### EXERCISE OBJECTIVE:
Every record below should be printed exactly as it appears.

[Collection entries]
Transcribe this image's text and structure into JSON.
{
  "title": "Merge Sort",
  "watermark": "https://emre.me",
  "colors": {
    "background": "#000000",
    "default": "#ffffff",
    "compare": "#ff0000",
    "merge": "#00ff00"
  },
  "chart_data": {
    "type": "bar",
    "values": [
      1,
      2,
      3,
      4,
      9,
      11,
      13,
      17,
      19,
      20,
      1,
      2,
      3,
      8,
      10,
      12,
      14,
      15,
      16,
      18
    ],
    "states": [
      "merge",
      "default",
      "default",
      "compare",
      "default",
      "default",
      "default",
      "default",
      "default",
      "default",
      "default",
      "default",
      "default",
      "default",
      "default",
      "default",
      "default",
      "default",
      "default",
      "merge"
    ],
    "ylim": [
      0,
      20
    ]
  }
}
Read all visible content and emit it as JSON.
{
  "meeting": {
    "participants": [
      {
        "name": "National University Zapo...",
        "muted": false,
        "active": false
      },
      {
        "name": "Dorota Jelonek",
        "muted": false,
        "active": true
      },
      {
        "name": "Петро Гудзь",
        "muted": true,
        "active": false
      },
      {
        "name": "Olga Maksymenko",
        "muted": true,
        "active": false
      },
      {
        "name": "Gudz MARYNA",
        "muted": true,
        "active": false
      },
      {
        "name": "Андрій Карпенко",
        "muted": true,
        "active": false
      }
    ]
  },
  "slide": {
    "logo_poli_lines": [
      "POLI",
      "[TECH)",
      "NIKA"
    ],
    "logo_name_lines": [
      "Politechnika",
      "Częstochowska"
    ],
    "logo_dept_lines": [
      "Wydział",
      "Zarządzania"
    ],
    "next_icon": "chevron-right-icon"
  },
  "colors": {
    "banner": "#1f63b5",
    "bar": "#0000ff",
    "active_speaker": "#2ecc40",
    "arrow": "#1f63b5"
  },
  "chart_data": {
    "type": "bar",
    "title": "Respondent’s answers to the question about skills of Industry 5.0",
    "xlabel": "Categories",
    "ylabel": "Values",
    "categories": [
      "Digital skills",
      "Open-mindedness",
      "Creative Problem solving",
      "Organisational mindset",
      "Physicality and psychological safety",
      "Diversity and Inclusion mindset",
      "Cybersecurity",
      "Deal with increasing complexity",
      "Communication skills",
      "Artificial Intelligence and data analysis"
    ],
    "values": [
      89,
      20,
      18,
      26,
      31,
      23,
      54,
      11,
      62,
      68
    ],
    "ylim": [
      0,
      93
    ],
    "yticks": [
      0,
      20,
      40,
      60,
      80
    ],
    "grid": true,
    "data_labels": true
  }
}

### THE RESULT:
Transcribe this image's text and structure into JSON.
{
  "title": "Merge Sort",
  "watermark": "https://emre.me",
  "colors": {
    "background": "#000000",
    "default": "#ffffff",
    "compare": "#ff0000",
    "merge": "#00ff00"
  },
  "chart_data": {
    "type": "bar",
    "values": [
      1,
      2,
      3,
      4,
      9,
      11,
      13,
      17,
      19,
      20,
      1,
      2,
      3,
      8,
      10,
      12,
      14,
      15,
      16,
      18
    ],
    "states": [
      "merge",
      "default",
      "default",
      "compare",
      "default",
      "default",
      "default",
      "default",
      "default",
      "default",
      "default",
      "default",
      "default",
      "default",
      "default",
      "default",
      "default",
      "default",
      "default",
      "merge"
    ],
    "ylim": [
      0,
      20
    ]
  }
}
Read all visible content and emit it as JSON.
{
  "meeting": {
    "participants": [
      {
        "name": "National University Zapo...",
        "muted": false,
        "active": false
      },
      {
        "name": "Dorota Jelonek",
        "muted": false,
        "active": true
      },
      {
        "name": "Петро Гудзь",
        "muted": true,
        "active": false
      },
      {
        "name": "Olga Maksymenko",
        "muted": true,
        "active": false
      },
      {
        "name": "Gudz MARYNA",
        "muted": true,
        "active": false
      },
      {
        "name": "Андрій Карпенко",
        "muted": true,
        "active": false
      }
    ]
  },
  "slide": {
    "logo_poli_lines": [
      "POLI",
      "[TECH)",
      "NIKA"
    ],
    "logo_name_lines": [
      "Politechnika",
      "Częstochowska"
    ],
    "logo_dept_lines": [
      "Wydział",
      "Zarządzania"
    ],
    "next_icon": "chevron-right-icon"
  },
  "colors": {
    "banner": "#1f63b5",
    "bar": "#0000ff",
    "active_speaker": "#2ecc40",
    "arrow": "#1f63b5"
  },
  "chart_data": {
    "type": "bar",
    "title": "Respondent’s answers to the question about skills of Industry 5.0",
    "xlabel": "Categories",
    "ylabel": "Values",
    "categories": [
      "Digital skills",
      "Open-mindedness",
      "Creative Problem solving",
      "Organisational mindset",
      "Physicality and psychological safety",
      "Diversity and Inclusion mindset",
      "Cybersecurity",
      "Deal with increasing complexity",
      "Communication skills",
      "Artificial Intelligence and data analysis"
    ],
    "values": [
      89,
      20,
      18,
      26,
      31,
      23,
      54,
      11,
      62,
      68
    ],
    "ylim": [
      0,
      93
    ],
    "yticks": [
      0,
      20,
      40,
      60,
      80
    ],
    "grid": true,
    "data_labels": true
  }
}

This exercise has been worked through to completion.